- **What you are asked to do**
In the listing that follows, how many lines contain "BLUE"? Give the number only.

(Excerpts from a figure dataset)
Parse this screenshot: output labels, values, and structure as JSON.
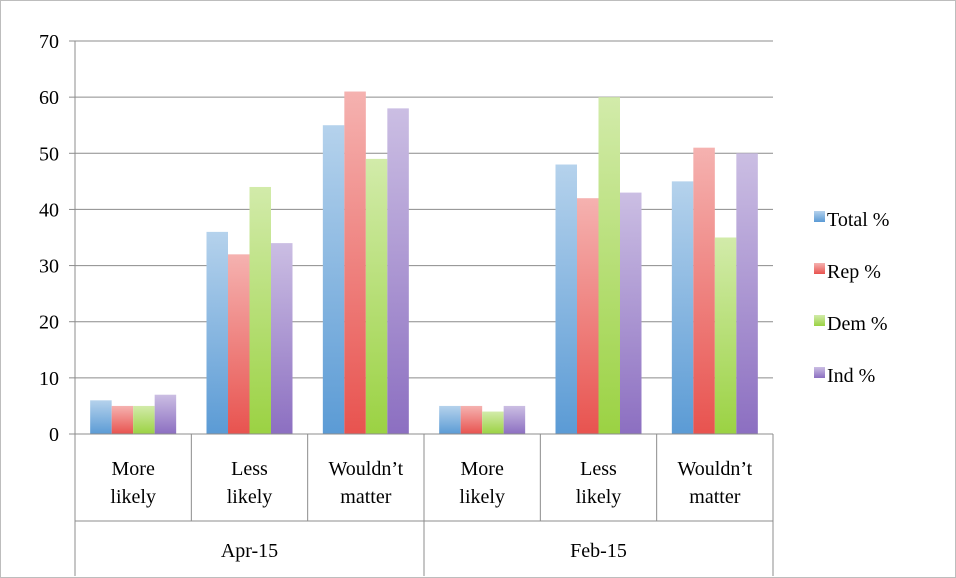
{
  "chart_data": {
    "type": "bar",
    "title": "",
    "xlabel": "",
    "ylabel": "",
    "ylim": [
      0,
      70
    ],
    "ytick_step": 10,
    "grid": true,
    "legend_position": "right",
    "groups": [
      {
        "label": "Apr-15",
        "categories": [
          "More\nlikely",
          "Less\nlikely",
          "Wouldn’t\nmatter"
        ]
      },
      {
        "label": "Feb-15",
        "categories": [
          "More\nlikely",
          "Less\nlikely",
          "Wouldn’t\nmatter"
        ]
      }
    ],
    "series": [
      {
        "name": "Total %",
        "color": "#5b9bd5",
        "values": [
          6,
          36,
          55,
          5,
          48,
          45
        ]
      },
      {
        "name": "Rep %",
        "color": "#e8534f",
        "values": [
          5,
          32,
          61,
          5,
          42,
          51
        ]
      },
      {
        "name": "Dem %",
        "color": "#9bd243",
        "values": [
          5,
          44,
          49,
          4,
          60,
          35
        ]
      },
      {
        "name": "Ind %",
        "color": "#8c6fc1",
        "values": [
          7,
          34,
          58,
          5,
          43,
          50
        ]
      }
    ]
  }
}
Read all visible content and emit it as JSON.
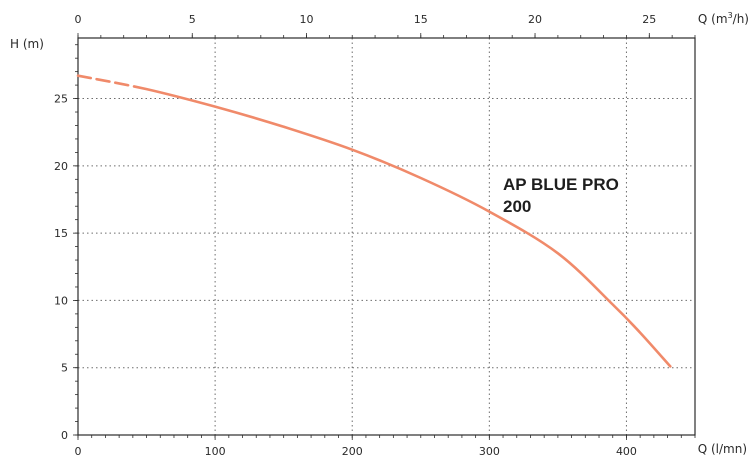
{
  "chart_data": {
    "type": "line",
    "y_axis": {
      "label": "H (m)",
      "ticks": [
        "0",
        "5",
        "10",
        "15",
        "20",
        "25"
      ],
      "range": [
        0,
        29.5
      ]
    },
    "x_axis_bottom": {
      "label": "Q (l/mn)",
      "ticks": [
        "0",
        "100",
        "200",
        "300",
        "400"
      ],
      "range": [
        0,
        450
      ]
    },
    "x_axis_top": {
      "label_main": "Q (m",
      "label_sup": "3",
      "label_end": "/h)",
      "ticks": [
        "0",
        "5",
        "10",
        "15",
        "20",
        "25"
      ],
      "range": [
        0,
        27
      ]
    },
    "grid": true,
    "series": [
      {
        "name": "AP BLUE PRO 200",
        "name_line1": "AP BLUE PRO",
        "name_line2": "200",
        "color": "#f08a6a",
        "dashed_until_x": 40,
        "points": [
          {
            "x": 0,
            "y": 26.7
          },
          {
            "x": 50,
            "y": 25.7
          },
          {
            "x": 100,
            "y": 24.4
          },
          {
            "x": 150,
            "y": 22.9
          },
          {
            "x": 200,
            "y": 21.2
          },
          {
            "x": 250,
            "y": 19.1
          },
          {
            "x": 300,
            "y": 16.6
          },
          {
            "x": 350,
            "y": 13.5
          },
          {
            "x": 390,
            "y": 9.7
          },
          {
            "x": 410,
            "y": 7.6
          },
          {
            "x": 432,
            "y": 5.1
          }
        ]
      }
    ]
  }
}
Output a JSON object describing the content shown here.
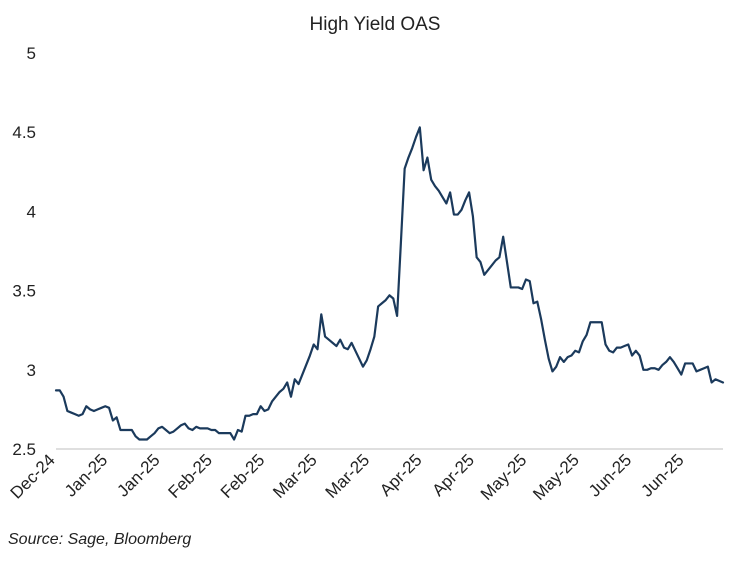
{
  "chart_data": {
    "type": "line",
    "title": "High Yield OAS",
    "xlabel": "",
    "ylabel": "",
    "ylim": [
      2.5,
      5
    ],
    "yticks": [
      2.5,
      3,
      3.5,
      4,
      4.5,
      5
    ],
    "ytick_labels": [
      "2.5",
      "3",
      "3.5",
      "4",
      "4.5",
      "5"
    ],
    "x_ticks": [
      "Dec-24",
      "Jan-25",
      "Jan-25",
      "Feb-25",
      "Feb-25",
      "Mar-25",
      "Mar-25",
      "Apr-25",
      "Apr-25",
      "May-25",
      "May-25",
      "Jun-25",
      "Jun-25"
    ],
    "series": [
      {
        "name": "High Yield OAS",
        "color": "#1b3a5c",
        "values": [
          2.87,
          2.87,
          2.83,
          2.74,
          2.73,
          2.72,
          2.71,
          2.72,
          2.77,
          2.75,
          2.74,
          2.75,
          2.76,
          2.77,
          2.76,
          2.68,
          2.7,
          2.62,
          2.62,
          2.62,
          2.62,
          2.58,
          2.56,
          2.56,
          2.56,
          2.58,
          2.6,
          2.63,
          2.64,
          2.62,
          2.6,
          2.61,
          2.63,
          2.65,
          2.66,
          2.63,
          2.62,
          2.64,
          2.63,
          2.63,
          2.63,
          2.62,
          2.62,
          2.6,
          2.6,
          2.6,
          2.6,
          2.56,
          2.62,
          2.61,
          2.71,
          2.71,
          2.72,
          2.72,
          2.77,
          2.74,
          2.75,
          2.8,
          2.83,
          2.86,
          2.88,
          2.92,
          2.83,
          2.94,
          2.91,
          2.97,
          3.03,
          3.09,
          3.16,
          3.13,
          3.35,
          3.21,
          3.19,
          3.17,
          3.15,
          3.19,
          3.14,
          3.13,
          3.17,
          3.12,
          3.07,
          3.02,
          3.06,
          3.13,
          3.21,
          3.4,
          3.42,
          3.44,
          3.47,
          3.45,
          3.34,
          3.8,
          4.27,
          4.34,
          4.4,
          4.47,
          4.53,
          4.26,
          4.34,
          4.2,
          4.16,
          4.13,
          4.09,
          4.05,
          4.12,
          3.98,
          3.98,
          4.01,
          4.07,
          4.12,
          3.97,
          3.71,
          3.68,
          3.6,
          3.63,
          3.66,
          3.69,
          3.71,
          3.84,
          3.68,
          3.52,
          3.52,
          3.52,
          3.51,
          3.57,
          3.56,
          3.42,
          3.43,
          3.32,
          3.19,
          3.07,
          2.99,
          3.02,
          3.08,
          3.05,
          3.08,
          3.09,
          3.12,
          3.11,
          3.18,
          3.22,
          3.3,
          3.3,
          3.3,
          3.3,
          3.16,
          3.12,
          3.11,
          3.14,
          3.14,
          3.15,
          3.16,
          3.09,
          3.12,
          3.09,
          3.0,
          3.0,
          3.01,
          3.01,
          3.0,
          3.03,
          3.05,
          3.08,
          3.05,
          3.01,
          2.97,
          3.04,
          3.04,
          3.04,
          2.99,
          3.0,
          3.01,
          3.02,
          2.92,
          2.94,
          2.93,
          2.92
        ]
      }
    ],
    "source": "Source: Sage, Bloomberg"
  }
}
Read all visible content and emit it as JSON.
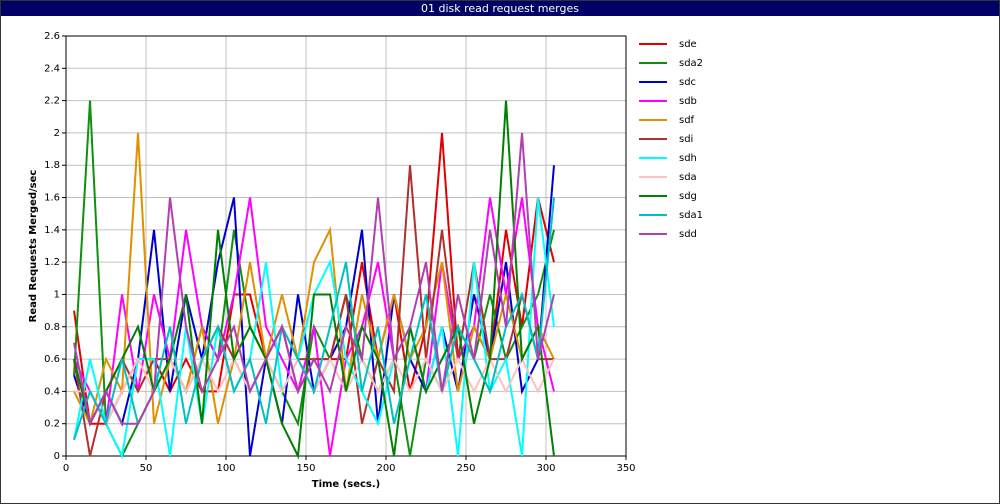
{
  "chart_data": {
    "type": "line",
    "title": "01 disk read request merges",
    "x_label": "Time (secs.)",
    "y_label": "Read Requests Merged/sec",
    "x": [
      5,
      15,
      25,
      35,
      45,
      55,
      65,
      75,
      85,
      95,
      105,
      115,
      125,
      135,
      145,
      155,
      165,
      175,
      185,
      195,
      205,
      215,
      225,
      235,
      245,
      255,
      265,
      275,
      285,
      295,
      305
    ],
    "xlim": [
      0,
      350
    ],
    "xticks": [
      0,
      50,
      100,
      150,
      200,
      250,
      300,
      350
    ],
    "ylim": [
      0,
      2.6
    ],
    "yticks": [
      0,
      0.2,
      0.4,
      0.6,
      0.8,
      1,
      1.2,
      1.4,
      1.6,
      1.8,
      2,
      2.2,
      2.4,
      2.6
    ],
    "grid": true,
    "legend": "right",
    "series": [
      {
        "name": "sde",
        "color": "#e00000",
        "values": [
          0.9,
          0.2,
          0.2,
          0.4,
          0.6,
          0.6,
          0.4,
          0.6,
          0.4,
          0.4,
          1.0,
          1.0,
          0.6,
          0.8,
          0.4,
          0.6,
          0.6,
          0.6,
          1.2,
          0.6,
          1.0,
          0.4,
          0.8,
          2.0,
          0.6,
          0.8,
          0.6,
          1.4,
          0.8,
          1.6,
          1.2
        ]
      },
      {
        "name": "sda2",
        "color": "#109010",
        "values": [
          0.5,
          2.2,
          0.2,
          0,
          0.2,
          0.4,
          0.6,
          0.4,
          0.8,
          0.6,
          1.4,
          0.8,
          0.6,
          0.4,
          0.2,
          0.8,
          0.6,
          1.0,
          0.6,
          0.4,
          0.6,
          0,
          0.6,
          0.4,
          0.8,
          0.6,
          1.0,
          0.6,
          0.8,
          1.0,
          1.4
        ]
      },
      {
        "name": "sdc",
        "color": "#0000cc",
        "values": [
          0.5,
          0.2,
          0.4,
          0.2,
          0.6,
          1.4,
          0.4,
          1.0,
          0.6,
          1.2,
          1.6,
          0,
          0.6,
          0.2,
          1.0,
          0.4,
          0.6,
          0.8,
          1.4,
          0.2,
          1.0,
          0.6,
          0.4,
          0.8,
          0.4,
          1.0,
          0.6,
          1.2,
          0.4,
          0.6,
          1.8
        ]
      },
      {
        "name": "sdb",
        "color": "#ff00ff",
        "values": [
          0.6,
          0.4,
          0.2,
          1.0,
          0.4,
          1.0,
          0.6,
          1.4,
          0.8,
          0.6,
          1.0,
          1.6,
          0.8,
          0.6,
          0.4,
          0.8,
          0,
          0.6,
          0.8,
          1.2,
          0.6,
          0.8,
          0.4,
          1.2,
          0.6,
          0.8,
          1.6,
          1.0,
          1.6,
          0.8,
          0.4
        ]
      },
      {
        "name": "sdf",
        "color": "#e09000",
        "values": [
          0.4,
          0.2,
          0.6,
          0.4,
          2.0,
          0.2,
          0.6,
          0.4,
          0.8,
          0.2,
          0.6,
          1.2,
          0.6,
          1.0,
          0.6,
          1.2,
          1.4,
          0.4,
          1.0,
          0.6,
          1.0,
          0.6,
          0.8,
          1.2,
          0.4,
          0.8,
          0.6,
          1.0,
          0.6,
          0.8,
          0.6
        ]
      },
      {
        "name": "sdi",
        "color": "#b03030",
        "values": [
          0.6,
          0,
          0.4,
          0.6,
          0.4,
          0.6,
          0.6,
          0.4,
          0.6,
          0.8,
          0.6,
          0.4,
          0.6,
          0.8,
          0.6,
          0.6,
          0.6,
          1.0,
          0.2,
          0.6,
          0.4,
          1.8,
          0.6,
          1.4,
          0.6,
          1.2,
          0.6,
          0.6,
          1.0,
          0.6,
          0.6
        ]
      },
      {
        "name": "sdh",
        "color": "#00ffff",
        "values": [
          0.1,
          0.6,
          0.2,
          0,
          0.6,
          0.6,
          0,
          0.8,
          0.2,
          0.8,
          0.4,
          0.6,
          1.2,
          0.4,
          0.6,
          1.0,
          1.2,
          0.6,
          0.4,
          0.2,
          0.6,
          0.8,
          0.4,
          0.8,
          0,
          1.2,
          0.4,
          0.6,
          0,
          1.6,
          0.8
        ]
      },
      {
        "name": "sda",
        "color": "#ffc0c0",
        "values": [
          0.4,
          0.4,
          0.2,
          0.4,
          0.6,
          0.4,
          0.6,
          0.4,
          0.6,
          0.4,
          0.6,
          0.4,
          0.6,
          0.4,
          0.6,
          0.4,
          0.6,
          0.4,
          0.6,
          0.4,
          0.6,
          0.4,
          0.6,
          0.4,
          0.6,
          0.4,
          0.6,
          0.4,
          0.6,
          0.4,
          0.6
        ]
      },
      {
        "name": "sdg",
        "color": "#008000",
        "values": [
          0.6,
          0.2,
          0.4,
          0.6,
          0.8,
          0.4,
          0.6,
          1.0,
          0.2,
          1.4,
          0.6,
          0.8,
          0.6,
          0.2,
          0,
          1.0,
          1.0,
          0.4,
          0.8,
          0.6,
          0,
          0.8,
          0.4,
          0.6,
          0.8,
          0.2,
          0.6,
          2.2,
          0.6,
          0.8,
          0
        ]
      },
      {
        "name": "sda1",
        "color": "#00c0c0",
        "values": [
          0.1,
          0.4,
          0.2,
          0.6,
          0.2,
          0.4,
          0.8,
          0.2,
          0.6,
          0.8,
          0.4,
          0.6,
          0.2,
          0.8,
          0.6,
          0.4,
          0.8,
          1.2,
          0.4,
          0.8,
          0.2,
          0.6,
          1.0,
          0.4,
          0.8,
          0.6,
          0.4,
          0.8,
          1.0,
          0.6,
          1.6
        ]
      },
      {
        "name": "sdd",
        "color": "#b040b0",
        "values": [
          0.7,
          0.2,
          0.4,
          0.2,
          0.2,
          0.4,
          1.6,
          0.8,
          0.4,
          0.6,
          0.8,
          0.4,
          0.6,
          0.8,
          0.4,
          0.6,
          0.4,
          0.8,
          0.6,
          1.6,
          0.6,
          0.8,
          1.2,
          0.4,
          1.0,
          0.6,
          1.4,
          0.8,
          2.0,
          0.6,
          1.0
        ]
      }
    ]
  }
}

- **Answer to this problem**
2